WHAT TO WORK ON:
Every line of the material below should be repeated exactly.

AVAILABLE RECORDS:
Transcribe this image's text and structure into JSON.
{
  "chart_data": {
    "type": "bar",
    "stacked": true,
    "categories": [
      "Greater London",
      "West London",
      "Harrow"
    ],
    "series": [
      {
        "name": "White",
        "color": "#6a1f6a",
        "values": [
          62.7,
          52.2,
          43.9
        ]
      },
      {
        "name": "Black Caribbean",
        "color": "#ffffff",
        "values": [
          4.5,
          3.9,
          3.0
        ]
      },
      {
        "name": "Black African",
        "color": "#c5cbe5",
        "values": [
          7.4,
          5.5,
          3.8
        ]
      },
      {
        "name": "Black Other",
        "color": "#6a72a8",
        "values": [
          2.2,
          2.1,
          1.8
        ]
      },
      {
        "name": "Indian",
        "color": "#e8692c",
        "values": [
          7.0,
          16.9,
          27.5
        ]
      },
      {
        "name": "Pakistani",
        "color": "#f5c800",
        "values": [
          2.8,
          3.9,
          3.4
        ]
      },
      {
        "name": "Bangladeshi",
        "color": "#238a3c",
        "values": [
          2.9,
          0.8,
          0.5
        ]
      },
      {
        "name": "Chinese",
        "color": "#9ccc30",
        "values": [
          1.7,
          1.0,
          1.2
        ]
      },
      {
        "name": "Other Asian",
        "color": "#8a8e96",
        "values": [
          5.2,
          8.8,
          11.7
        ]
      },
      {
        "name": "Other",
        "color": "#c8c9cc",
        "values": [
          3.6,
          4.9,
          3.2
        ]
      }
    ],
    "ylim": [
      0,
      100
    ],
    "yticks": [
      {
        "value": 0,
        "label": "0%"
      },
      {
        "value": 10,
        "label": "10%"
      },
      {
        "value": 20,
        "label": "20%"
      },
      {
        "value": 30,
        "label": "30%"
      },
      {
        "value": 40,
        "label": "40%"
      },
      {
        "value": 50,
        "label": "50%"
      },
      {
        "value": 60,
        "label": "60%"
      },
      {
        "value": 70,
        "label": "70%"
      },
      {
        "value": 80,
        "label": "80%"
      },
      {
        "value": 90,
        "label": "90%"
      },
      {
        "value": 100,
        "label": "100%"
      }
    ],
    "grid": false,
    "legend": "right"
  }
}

CORRECT OUTPUT:
Transcribe this image's text and structure into JSON.
{
  "chart_data": {
    "type": "bar",
    "stacked": true,
    "categories": [
      "Greater London",
      "West London",
      "Harrow"
    ],
    "series": [
      {
        "name": "White",
        "color": "#6a1f6a",
        "values": [
          62.7,
          52.2,
          43.9
        ]
      },
      {
        "name": "Black Caribbean",
        "color": "#ffffff",
        "values": [
          4.5,
          3.9,
          3.0
        ]
      },
      {
        "name": "Black African",
        "color": "#c5cbe5",
        "values": [
          7.4,
          5.5,
          3.8
        ]
      },
      {
        "name": "Black Other",
        "color": "#6a72a8",
        "values": [
          2.2,
          2.1,
          1.8
        ]
      },
      {
        "name": "Indian",
        "color": "#e8692c",
        "values": [
          7.0,
          16.9,
          27.5
        ]
      },
      {
        "name": "Pakistani",
        "color": "#f5c800",
        "values": [
          2.8,
          3.9,
          3.4
        ]
      },
      {
        "name": "Bangladeshi",
        "color": "#238a3c",
        "values": [
          2.9,
          0.8,
          0.5
        ]
      },
      {
        "name": "Chinese",
        "color": "#9ccc30",
        "values": [
          1.7,
          1.0,
          1.2
        ]
      },
      {
        "name": "Other Asian",
        "color": "#8a8e96",
        "values": [
          5.2,
          8.8,
          11.7
        ]
      },
      {
        "name": "Other",
        "color": "#c8c9cc",
        "values": [
          3.6,
          4.9,
          3.2
        ]
      }
    ],
    "ylim": [
      0,
      100
    ],
    "yticks": [
      {
        "value": 0,
        "label": "0%"
      },
      {
        "value": 10,
        "label": "10%"
      },
      {
        "value": 20,
        "label": "20%"
      },
      {
        "value": 30,
        "label": "30%"
      },
      {
        "value": 40,
        "label": "40%"
      },
      {
        "value": 50,
        "label": "50%"
      },
      {
        "value": 60,
        "label": "60%"
      },
      {
        "value": 70,
        "label": "70%"
      },
      {
        "value": 80,
        "label": "80%"
      },
      {
        "value": 90,
        "label": "90%"
      },
      {
        "value": 100,
        "label": "100%"
      }
    ],
    "grid": false,
    "legend": "right"
  }
}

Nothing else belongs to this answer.